● **INFORMATION PROVIDED**:
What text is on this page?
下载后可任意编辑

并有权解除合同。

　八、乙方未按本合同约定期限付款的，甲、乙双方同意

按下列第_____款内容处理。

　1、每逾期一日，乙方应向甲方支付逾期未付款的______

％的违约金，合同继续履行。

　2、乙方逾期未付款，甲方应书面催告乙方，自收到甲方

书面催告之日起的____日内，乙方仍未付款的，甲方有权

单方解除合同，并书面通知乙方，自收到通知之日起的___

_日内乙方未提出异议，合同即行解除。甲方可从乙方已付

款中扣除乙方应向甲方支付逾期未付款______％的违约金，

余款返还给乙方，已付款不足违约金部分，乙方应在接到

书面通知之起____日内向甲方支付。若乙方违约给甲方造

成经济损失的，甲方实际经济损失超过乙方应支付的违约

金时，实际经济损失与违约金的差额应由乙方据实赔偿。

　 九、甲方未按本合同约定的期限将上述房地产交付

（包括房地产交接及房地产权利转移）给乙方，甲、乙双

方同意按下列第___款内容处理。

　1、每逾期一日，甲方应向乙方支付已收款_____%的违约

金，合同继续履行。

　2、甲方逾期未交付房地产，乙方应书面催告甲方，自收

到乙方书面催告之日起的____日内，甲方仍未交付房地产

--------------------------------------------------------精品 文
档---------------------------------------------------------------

● **WHAT THE TASK REQUIRES**: Copy out the full set of records precisely, leaving nothing out.

● **EXERCISE OUTPUT**:
What text is on this page?
下载后可任意编辑

并有权解除合同。

　八、乙方未按本合同约定期限付款的，甲、乙双方同意

按下列第_____款内容处理。

　1、每逾期一日，乙方应向甲方支付逾期未付款的______

％的违约金，合同继续履行。

　2、乙方逾期未付款，甲方应书面催告乙方，自收到甲方

书面催告之日起的____日内，乙方仍未付款的，甲方有权

单方解除合同，并书面通知乙方，自收到通知之日起的___

_日内乙方未提出异议，合同即行解除。甲方可从乙方已付

款中扣除乙方应向甲方支付逾期未付款______％的违约金，

余款返还给乙方，已付款不足违约金部分，乙方应在接到

书面通知之起____日内向甲方支付。若乙方违约给甲方造

成经济损失的，甲方实际经济损失超过乙方应支付的违约

金时，实际经济损失与违约金的差额应由乙方据实赔偿。

　 九、甲方未按本合同约定的期限将上述房地产交付

（包括房地产交接及房地产权利转移）给乙方，甲、乙双

方同意按下列第___款内容处理。

　1、每逾期一日，甲方应向乙方支付已收款_____%的违约

金，合同继续履行。

　2、甲方逾期未交付房地产，乙方应书面催告甲方，自收

到乙方书面催告之日起的____日内，甲方仍未交付房地产

--------------------------------------------------------精品 文
档---------------------------------------------------------------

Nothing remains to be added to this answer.